[TAREA]
Indique si cada una de estas afirmaciones coincide con el texto sobre la ampliación del aeropuerto del Prat y cite literalmente las palabras del texto que lo deciden: (a) Más de 300 entidades empresariales de Cataluña apoyan el proyecto de Aena. (b) Con la aprobación del DORA, las obras comenzarán de inmediato. (c) El DORA tiene una vigencia de cinco años.

[TEXTO DEL EJERCICIO]
*****

En vez de ir de cara, ha vuelto a aparecer el viejo espíritu cainita de los nyerros y los cadells. De un lado, están las más de 200 entidades empresariales de Cataluña que apoyan al proyecto de Aena, para que el aeropuerto se pueda convertir -dicen y creen- en un verdadero hub de conexiones intercontinentales. Del otro, las más de 300 entidades ecologistas, vecinales, agrarias y sociales que consideran que esta propuesta de Aena es un disparate medioambiental, puesto que invade y destruye una zona incluida en la Red Natura 2000.

Aena tiene prisa. A finales del mes de septiembre próximo, el Gobierno español tiene previsto aprobar el Documento de Regulación Aeroportuaria (DORA), que tiene una vigencia quinquenal. O las administraciones concernidas –la Generalitat, el Área Metropolitana de Barcelona y los ayuntamientos de la zona del delta del Llobregat- dan su consentimiento para que el proyecto de ampliación del aeropuerto del Prat salga adelante o esta propuesta quedará en un cajón hasta dentro de 5 años, como mínimo.

La aprobación del DORA no quiere decir que las obras empiecen de inmediato. Aena calcula que tardará cuatro o cinco años en cumplir todos los trámites y permisos que requiere el proyecto y que la ampliación de los 500 metros de la tercera pista puede ser realidad hacia el año 2030.

*****

[DATOS DEL EJERCICIO]
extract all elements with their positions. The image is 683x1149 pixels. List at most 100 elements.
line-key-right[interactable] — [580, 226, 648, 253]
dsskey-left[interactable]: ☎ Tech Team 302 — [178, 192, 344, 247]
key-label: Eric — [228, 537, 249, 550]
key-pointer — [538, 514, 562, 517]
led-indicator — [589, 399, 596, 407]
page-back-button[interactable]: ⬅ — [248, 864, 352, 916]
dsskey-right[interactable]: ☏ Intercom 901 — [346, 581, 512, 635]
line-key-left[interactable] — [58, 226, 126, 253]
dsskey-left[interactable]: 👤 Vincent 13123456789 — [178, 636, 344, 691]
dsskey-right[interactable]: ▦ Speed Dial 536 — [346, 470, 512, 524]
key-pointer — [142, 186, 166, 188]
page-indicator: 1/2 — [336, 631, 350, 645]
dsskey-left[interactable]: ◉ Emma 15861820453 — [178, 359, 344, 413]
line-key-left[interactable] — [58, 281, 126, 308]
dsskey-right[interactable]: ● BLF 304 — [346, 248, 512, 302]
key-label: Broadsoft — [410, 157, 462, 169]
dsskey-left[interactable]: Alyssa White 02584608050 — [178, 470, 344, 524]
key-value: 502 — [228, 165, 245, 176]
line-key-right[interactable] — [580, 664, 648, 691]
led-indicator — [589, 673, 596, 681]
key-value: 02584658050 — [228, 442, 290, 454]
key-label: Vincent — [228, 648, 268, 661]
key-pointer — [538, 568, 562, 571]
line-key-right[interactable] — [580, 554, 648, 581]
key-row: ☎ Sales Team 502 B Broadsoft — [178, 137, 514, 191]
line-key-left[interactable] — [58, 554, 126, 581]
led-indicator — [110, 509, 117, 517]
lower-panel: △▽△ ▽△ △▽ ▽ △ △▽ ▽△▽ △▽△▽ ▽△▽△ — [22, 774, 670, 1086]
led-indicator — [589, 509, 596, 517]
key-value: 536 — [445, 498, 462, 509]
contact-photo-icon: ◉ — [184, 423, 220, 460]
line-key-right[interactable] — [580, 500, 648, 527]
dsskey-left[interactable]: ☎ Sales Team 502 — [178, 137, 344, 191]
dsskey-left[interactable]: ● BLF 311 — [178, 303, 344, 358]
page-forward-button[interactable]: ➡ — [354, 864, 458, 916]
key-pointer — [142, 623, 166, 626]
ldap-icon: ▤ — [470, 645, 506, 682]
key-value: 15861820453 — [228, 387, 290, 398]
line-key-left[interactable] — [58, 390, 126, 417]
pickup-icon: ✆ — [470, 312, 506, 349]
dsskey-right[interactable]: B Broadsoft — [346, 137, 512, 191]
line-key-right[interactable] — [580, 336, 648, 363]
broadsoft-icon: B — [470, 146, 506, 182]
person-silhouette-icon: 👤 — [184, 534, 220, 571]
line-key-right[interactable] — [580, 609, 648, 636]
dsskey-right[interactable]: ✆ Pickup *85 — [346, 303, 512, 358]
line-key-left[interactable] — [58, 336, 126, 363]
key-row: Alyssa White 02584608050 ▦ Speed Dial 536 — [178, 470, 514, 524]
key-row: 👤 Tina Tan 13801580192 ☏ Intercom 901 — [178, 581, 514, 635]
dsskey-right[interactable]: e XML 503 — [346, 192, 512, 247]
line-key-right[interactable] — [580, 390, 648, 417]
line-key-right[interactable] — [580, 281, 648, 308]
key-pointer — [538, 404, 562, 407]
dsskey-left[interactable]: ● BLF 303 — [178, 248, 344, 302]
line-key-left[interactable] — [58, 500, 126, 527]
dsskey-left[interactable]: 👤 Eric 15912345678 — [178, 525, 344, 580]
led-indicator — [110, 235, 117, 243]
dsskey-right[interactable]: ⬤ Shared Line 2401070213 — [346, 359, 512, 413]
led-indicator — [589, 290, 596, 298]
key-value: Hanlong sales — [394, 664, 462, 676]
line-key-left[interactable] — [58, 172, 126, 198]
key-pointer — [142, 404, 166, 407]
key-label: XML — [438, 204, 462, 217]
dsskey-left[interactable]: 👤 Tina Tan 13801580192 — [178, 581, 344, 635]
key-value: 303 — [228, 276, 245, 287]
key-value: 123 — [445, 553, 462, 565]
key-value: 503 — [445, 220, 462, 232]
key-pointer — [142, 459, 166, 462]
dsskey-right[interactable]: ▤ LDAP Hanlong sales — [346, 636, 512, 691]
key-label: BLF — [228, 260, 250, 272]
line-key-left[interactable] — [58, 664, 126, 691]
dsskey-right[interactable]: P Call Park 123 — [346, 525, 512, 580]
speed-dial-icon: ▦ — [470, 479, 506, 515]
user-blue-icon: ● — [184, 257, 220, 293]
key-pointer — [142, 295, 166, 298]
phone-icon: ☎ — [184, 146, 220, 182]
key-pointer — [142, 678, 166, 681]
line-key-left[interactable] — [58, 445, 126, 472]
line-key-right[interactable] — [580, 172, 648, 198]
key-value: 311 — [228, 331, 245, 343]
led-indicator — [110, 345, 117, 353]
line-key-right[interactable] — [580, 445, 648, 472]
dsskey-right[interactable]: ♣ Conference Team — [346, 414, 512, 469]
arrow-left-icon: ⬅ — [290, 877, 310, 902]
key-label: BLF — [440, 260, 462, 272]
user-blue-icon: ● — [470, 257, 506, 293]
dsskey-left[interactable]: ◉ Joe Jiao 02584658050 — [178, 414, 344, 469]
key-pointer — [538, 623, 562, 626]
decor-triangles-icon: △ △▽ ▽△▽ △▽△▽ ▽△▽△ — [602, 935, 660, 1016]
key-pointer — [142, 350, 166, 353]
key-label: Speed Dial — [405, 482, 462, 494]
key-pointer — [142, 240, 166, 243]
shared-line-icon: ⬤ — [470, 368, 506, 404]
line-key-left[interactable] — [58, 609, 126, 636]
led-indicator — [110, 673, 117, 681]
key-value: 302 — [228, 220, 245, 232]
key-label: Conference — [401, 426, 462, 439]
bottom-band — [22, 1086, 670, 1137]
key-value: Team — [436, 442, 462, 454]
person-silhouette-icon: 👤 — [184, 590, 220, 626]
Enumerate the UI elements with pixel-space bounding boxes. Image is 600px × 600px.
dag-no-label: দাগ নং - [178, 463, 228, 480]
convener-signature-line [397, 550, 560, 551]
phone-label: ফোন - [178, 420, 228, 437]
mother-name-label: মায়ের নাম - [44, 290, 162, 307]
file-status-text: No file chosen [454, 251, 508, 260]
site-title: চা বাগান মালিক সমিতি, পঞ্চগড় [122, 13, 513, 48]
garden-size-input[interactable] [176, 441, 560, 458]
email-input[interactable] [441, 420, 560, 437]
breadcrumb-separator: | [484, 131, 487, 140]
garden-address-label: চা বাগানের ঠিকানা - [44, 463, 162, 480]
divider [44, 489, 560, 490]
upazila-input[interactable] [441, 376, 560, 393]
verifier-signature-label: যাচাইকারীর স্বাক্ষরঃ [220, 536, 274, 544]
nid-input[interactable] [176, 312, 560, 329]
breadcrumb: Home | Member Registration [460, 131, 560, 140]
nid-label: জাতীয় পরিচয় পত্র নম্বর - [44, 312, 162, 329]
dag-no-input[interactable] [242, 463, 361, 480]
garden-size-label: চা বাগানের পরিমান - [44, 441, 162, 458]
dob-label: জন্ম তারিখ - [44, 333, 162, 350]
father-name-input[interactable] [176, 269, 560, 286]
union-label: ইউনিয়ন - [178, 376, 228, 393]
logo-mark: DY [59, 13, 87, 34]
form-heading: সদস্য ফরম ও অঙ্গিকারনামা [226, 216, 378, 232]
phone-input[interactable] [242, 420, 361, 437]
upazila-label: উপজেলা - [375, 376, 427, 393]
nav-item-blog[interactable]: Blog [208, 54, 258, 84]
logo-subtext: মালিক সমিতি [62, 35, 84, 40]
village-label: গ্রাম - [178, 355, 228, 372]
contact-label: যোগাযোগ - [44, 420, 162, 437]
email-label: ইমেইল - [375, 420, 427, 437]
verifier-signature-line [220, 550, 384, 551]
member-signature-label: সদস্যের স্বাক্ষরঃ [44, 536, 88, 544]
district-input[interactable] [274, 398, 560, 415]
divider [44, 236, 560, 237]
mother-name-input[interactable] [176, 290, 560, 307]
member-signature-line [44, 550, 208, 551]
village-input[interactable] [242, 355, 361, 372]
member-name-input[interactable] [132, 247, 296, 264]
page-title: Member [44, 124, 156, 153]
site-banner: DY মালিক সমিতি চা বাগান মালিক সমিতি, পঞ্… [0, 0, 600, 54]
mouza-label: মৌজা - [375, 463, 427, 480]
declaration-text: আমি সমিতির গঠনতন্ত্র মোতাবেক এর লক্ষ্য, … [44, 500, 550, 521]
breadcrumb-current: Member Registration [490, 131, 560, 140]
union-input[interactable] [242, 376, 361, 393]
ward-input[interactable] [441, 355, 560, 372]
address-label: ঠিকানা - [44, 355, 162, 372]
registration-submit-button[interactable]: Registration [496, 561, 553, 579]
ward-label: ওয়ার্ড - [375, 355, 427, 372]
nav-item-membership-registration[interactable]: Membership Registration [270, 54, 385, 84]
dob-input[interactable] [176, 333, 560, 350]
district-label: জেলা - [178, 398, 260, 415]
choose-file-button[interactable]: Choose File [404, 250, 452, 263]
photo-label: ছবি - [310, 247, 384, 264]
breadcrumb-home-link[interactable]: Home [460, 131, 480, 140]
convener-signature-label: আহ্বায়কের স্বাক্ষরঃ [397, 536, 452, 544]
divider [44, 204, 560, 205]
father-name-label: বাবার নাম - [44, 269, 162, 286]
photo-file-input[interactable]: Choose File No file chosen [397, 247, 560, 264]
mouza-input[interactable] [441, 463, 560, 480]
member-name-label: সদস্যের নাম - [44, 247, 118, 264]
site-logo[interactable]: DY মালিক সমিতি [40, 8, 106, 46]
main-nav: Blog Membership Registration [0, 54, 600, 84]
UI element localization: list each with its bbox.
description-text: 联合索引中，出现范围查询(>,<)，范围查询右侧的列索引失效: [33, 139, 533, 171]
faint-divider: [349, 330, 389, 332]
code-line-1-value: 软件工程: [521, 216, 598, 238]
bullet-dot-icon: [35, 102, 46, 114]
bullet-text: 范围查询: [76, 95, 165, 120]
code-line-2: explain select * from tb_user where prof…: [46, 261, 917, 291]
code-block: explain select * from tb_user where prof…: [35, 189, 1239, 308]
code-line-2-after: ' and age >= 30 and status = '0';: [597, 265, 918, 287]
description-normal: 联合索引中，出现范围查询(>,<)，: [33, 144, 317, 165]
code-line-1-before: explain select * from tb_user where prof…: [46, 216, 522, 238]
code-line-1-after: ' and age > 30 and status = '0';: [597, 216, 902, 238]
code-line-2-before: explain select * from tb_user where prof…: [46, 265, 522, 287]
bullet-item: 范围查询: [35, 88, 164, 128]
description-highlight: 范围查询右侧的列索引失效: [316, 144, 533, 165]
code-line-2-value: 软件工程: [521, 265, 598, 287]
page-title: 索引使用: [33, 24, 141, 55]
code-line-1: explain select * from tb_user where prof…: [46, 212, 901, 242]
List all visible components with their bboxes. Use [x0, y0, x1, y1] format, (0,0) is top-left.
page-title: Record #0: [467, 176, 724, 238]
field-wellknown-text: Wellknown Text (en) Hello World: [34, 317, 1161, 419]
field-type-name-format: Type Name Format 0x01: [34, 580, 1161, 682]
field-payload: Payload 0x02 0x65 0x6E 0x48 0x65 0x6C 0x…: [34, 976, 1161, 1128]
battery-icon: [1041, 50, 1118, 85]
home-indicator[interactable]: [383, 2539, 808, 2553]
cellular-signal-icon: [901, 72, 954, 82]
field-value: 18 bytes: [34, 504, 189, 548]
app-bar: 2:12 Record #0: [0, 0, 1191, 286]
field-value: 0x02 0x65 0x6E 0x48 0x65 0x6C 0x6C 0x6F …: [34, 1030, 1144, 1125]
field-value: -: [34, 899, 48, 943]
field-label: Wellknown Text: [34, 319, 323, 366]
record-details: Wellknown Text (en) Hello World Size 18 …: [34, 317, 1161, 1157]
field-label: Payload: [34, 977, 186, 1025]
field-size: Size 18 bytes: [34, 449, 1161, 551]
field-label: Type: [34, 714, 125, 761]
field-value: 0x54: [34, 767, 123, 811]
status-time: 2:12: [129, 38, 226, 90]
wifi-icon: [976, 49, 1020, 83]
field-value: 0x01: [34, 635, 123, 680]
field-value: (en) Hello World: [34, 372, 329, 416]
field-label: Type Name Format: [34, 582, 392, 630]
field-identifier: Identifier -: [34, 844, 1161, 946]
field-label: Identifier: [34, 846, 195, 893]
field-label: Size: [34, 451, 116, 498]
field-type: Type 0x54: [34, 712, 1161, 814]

*****

[RESPUESTA]
(a) No: «las más de 200 entidades empresariales de Cataluña que apoyan al proyecto de Aena».
(b) No: «La aprobación del DORA no quiere decir que las obras empiecen de inmediato».
(c) Sí: «que tiene una vigencia quinquenal».